### What you have to do
Where the word "Liberase" appears in a line below, copy the whole line.

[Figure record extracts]
====

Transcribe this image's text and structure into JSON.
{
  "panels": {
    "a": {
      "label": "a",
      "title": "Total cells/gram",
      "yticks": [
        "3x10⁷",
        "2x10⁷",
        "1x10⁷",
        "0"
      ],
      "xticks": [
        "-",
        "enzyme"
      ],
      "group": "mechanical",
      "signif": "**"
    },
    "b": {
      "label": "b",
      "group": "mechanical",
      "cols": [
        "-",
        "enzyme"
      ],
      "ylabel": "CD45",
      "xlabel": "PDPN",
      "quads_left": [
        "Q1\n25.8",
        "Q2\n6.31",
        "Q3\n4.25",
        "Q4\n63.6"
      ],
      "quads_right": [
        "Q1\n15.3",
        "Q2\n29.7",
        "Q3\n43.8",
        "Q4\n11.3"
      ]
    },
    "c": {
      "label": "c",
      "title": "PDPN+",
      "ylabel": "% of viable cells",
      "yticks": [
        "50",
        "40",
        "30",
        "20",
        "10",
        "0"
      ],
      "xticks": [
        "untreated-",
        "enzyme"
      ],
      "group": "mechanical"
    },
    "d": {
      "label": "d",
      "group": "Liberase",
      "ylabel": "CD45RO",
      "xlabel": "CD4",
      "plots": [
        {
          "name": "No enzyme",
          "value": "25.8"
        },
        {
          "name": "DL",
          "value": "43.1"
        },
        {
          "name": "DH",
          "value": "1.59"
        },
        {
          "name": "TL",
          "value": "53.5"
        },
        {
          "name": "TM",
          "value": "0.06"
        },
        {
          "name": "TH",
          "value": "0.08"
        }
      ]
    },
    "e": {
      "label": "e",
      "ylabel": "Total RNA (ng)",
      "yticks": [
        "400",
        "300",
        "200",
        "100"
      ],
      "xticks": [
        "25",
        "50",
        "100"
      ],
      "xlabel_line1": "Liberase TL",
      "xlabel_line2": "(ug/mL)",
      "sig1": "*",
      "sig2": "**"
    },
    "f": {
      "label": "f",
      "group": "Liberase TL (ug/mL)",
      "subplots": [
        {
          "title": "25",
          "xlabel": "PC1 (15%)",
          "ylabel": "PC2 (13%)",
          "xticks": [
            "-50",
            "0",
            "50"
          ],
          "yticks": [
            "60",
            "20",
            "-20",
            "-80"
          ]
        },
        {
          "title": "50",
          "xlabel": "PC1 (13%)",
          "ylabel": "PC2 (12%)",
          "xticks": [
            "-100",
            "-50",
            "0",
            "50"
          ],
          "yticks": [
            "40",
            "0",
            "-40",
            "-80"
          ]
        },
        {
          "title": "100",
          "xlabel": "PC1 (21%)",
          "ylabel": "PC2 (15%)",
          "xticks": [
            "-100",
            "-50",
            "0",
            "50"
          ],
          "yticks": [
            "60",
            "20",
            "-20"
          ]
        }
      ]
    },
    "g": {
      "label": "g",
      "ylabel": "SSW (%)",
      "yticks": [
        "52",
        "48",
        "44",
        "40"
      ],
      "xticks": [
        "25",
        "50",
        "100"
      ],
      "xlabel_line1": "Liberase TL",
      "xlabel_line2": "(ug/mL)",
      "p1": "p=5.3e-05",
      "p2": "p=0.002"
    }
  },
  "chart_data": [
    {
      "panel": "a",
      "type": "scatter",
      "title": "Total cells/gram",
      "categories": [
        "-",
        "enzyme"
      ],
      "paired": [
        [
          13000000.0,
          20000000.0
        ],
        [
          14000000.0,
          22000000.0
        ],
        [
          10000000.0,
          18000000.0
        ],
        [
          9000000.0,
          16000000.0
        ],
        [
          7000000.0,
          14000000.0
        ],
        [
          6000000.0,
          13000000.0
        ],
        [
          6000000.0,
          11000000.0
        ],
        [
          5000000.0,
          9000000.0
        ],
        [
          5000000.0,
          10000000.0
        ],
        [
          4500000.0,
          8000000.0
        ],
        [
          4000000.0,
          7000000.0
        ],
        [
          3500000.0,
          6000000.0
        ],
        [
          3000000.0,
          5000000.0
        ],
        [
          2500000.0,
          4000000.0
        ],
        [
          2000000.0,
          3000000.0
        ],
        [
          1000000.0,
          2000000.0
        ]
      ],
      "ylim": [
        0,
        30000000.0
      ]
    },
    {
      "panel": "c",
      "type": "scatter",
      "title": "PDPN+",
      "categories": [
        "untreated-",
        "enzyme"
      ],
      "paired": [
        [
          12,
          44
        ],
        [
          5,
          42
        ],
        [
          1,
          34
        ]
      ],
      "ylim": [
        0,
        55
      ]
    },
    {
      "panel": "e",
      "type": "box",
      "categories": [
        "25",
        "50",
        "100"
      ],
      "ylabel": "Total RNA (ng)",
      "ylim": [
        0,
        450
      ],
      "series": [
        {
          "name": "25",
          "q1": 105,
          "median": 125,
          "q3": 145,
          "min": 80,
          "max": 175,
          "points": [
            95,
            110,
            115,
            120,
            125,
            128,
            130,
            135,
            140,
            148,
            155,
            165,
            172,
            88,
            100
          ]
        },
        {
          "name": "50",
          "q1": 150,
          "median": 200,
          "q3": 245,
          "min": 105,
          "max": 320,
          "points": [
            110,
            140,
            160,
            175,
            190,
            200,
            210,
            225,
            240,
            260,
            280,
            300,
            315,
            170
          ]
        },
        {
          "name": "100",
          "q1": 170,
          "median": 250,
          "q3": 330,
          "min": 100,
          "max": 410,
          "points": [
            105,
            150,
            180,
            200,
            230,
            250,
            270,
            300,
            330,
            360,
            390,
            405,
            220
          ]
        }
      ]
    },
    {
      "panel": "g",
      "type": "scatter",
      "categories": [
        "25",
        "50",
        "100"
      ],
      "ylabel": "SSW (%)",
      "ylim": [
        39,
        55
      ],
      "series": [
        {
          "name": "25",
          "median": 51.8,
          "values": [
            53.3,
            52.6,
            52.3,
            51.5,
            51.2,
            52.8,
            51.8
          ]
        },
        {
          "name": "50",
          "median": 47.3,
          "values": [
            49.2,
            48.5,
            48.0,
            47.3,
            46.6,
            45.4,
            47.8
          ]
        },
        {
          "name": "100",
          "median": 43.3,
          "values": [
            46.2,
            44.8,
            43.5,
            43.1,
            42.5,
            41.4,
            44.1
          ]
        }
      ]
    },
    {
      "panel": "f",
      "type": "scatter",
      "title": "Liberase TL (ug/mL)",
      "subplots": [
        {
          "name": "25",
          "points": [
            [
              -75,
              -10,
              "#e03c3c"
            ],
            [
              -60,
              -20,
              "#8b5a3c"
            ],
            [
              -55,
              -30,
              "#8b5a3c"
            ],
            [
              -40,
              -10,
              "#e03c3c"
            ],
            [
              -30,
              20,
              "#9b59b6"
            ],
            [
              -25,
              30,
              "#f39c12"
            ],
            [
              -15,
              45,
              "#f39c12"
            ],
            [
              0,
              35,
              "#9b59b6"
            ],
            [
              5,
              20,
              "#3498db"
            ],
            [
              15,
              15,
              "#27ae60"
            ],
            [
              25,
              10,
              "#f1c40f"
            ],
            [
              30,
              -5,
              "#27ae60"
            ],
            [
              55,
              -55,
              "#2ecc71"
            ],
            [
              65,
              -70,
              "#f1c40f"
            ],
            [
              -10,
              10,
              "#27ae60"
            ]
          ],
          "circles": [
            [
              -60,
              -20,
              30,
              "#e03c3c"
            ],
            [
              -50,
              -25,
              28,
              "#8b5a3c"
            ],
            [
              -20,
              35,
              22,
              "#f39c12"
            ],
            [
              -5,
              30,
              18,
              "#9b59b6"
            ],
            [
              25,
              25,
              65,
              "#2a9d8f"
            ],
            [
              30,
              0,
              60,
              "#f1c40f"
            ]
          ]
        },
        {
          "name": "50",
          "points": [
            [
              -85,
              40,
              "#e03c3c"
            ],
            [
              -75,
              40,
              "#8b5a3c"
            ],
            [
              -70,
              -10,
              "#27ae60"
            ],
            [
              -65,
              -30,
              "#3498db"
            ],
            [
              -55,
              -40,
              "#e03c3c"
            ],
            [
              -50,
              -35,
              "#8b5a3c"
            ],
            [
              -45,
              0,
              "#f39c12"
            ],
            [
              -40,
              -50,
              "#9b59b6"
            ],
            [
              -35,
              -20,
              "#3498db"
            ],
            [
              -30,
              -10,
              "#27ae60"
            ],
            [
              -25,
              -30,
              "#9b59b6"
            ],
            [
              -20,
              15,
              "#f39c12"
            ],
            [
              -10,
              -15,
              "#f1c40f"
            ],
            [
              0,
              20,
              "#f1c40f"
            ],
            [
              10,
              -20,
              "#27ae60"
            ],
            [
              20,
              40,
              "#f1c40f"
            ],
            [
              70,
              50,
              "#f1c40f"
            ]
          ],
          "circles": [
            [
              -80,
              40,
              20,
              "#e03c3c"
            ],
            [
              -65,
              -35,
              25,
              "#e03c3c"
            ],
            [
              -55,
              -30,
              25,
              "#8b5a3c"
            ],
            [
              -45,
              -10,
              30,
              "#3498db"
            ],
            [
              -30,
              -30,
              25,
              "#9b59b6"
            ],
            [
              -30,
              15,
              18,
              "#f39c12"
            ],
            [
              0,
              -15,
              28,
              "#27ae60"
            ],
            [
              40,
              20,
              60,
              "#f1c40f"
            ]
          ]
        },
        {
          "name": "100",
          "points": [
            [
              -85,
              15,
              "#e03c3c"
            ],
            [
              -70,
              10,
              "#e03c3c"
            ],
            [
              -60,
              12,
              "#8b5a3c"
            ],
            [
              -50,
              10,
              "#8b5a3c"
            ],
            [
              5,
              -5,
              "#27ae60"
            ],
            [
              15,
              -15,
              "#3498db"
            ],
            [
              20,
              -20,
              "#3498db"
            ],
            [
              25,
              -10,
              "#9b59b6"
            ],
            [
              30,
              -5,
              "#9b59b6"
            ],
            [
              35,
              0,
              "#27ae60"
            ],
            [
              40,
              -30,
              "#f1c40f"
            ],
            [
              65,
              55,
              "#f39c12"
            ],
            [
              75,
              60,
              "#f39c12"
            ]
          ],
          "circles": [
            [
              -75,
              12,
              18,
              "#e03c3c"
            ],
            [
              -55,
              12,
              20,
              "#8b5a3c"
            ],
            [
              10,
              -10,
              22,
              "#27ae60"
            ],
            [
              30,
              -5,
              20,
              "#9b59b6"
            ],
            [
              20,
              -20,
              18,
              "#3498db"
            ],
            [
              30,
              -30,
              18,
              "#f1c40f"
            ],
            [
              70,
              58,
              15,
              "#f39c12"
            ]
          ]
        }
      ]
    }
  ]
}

====

### Solution to the exercise
      "group": "Liberase",
      "xlabel_line1": "Liberase TL",
      "group": "Liberase TL (ug/mL)",
      "xlabel_line1": "Liberase TL",
      "title": "Liberase TL (ug/mL)",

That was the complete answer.